Task requirements
Give only the number of lines in these records that contain the word "どちらかといえばはい".
━━━━━ Data excerpts
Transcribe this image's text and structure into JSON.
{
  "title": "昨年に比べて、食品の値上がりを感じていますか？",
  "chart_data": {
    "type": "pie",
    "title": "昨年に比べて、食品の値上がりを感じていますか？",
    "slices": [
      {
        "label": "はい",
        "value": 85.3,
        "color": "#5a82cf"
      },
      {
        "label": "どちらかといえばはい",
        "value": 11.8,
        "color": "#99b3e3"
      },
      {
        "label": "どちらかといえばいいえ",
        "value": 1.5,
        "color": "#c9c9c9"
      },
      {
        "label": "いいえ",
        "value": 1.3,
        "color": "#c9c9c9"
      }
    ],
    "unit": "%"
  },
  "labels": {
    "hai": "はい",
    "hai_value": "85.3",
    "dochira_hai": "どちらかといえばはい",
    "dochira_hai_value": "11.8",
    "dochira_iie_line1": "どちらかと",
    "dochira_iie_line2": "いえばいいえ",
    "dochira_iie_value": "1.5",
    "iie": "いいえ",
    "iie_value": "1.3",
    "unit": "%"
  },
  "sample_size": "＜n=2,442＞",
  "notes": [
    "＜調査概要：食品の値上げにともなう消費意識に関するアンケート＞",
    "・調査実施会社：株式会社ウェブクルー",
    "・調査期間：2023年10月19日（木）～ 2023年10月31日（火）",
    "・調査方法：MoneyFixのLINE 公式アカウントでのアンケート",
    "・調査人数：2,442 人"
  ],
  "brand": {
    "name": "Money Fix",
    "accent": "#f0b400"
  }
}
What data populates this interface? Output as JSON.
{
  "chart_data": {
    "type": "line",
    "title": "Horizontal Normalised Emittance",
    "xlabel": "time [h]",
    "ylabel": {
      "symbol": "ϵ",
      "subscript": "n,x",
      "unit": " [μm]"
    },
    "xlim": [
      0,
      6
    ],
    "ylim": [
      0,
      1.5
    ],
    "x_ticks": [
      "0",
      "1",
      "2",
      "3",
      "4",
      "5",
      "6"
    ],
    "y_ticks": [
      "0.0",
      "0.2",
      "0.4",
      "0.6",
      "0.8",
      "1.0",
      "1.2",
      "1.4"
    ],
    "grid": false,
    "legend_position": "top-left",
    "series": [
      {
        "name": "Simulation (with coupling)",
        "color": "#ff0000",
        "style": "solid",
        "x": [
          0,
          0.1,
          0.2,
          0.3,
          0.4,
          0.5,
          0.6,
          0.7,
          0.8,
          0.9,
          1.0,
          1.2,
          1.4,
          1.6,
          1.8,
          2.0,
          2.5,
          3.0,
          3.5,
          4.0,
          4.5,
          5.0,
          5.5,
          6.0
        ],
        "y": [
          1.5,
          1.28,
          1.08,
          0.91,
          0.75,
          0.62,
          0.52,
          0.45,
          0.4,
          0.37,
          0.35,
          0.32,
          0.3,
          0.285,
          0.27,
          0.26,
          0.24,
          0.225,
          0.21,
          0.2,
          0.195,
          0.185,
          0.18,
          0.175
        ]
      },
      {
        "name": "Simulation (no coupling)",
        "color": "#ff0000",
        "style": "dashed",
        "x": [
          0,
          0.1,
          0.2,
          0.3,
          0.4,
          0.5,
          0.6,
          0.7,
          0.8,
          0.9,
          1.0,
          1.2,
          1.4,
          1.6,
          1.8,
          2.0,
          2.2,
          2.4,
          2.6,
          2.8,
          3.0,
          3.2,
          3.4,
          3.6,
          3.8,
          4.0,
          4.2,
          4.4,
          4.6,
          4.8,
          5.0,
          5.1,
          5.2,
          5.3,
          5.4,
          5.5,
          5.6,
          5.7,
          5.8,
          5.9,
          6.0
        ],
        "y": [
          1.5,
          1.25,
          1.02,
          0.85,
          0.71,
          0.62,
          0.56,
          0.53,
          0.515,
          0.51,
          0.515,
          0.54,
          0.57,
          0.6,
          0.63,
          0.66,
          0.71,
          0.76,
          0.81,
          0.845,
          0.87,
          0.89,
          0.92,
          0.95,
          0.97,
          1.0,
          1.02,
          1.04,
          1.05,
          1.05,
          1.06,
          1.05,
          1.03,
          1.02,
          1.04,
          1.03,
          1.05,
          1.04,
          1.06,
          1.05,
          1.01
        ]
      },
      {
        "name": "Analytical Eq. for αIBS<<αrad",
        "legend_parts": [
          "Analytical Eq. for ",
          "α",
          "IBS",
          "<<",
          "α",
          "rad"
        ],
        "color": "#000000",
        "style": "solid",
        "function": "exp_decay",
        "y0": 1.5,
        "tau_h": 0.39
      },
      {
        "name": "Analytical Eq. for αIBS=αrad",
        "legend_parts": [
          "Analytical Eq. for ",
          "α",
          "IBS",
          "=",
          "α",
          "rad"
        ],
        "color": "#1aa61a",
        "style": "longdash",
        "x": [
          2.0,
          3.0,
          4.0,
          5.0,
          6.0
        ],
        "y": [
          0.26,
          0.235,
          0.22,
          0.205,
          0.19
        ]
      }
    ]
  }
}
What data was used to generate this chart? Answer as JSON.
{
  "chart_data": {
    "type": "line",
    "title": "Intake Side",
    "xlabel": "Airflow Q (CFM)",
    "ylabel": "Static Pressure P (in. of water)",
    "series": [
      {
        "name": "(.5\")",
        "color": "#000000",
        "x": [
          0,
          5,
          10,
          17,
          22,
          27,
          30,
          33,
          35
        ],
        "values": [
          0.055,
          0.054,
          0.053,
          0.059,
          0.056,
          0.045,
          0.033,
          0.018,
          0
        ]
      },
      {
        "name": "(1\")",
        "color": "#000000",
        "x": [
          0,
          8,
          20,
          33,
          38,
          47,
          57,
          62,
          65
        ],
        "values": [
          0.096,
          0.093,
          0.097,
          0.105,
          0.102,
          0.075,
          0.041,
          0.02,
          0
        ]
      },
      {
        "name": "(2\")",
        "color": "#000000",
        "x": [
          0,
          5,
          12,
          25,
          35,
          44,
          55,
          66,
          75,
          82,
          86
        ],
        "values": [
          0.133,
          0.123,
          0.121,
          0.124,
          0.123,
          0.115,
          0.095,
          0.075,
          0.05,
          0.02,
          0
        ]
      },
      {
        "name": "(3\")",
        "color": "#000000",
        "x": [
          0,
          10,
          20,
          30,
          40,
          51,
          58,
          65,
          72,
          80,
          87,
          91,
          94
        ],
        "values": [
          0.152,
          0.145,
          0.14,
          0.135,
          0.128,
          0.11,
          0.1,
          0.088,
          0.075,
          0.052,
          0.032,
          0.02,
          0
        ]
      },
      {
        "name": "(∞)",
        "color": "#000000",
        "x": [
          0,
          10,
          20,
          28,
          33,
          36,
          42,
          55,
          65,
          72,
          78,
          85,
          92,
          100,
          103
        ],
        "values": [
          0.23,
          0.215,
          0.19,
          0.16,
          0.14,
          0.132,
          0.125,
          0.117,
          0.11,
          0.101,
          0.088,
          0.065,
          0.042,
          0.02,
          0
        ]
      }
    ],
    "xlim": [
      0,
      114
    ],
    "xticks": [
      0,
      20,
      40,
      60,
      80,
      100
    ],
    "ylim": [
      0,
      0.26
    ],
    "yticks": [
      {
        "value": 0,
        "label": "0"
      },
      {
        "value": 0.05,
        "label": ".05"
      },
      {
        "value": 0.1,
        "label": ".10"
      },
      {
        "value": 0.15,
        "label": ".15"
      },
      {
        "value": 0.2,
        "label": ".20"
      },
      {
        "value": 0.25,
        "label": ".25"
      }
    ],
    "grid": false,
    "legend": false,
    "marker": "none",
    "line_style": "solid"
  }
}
━━━━━━━━━━
Response
2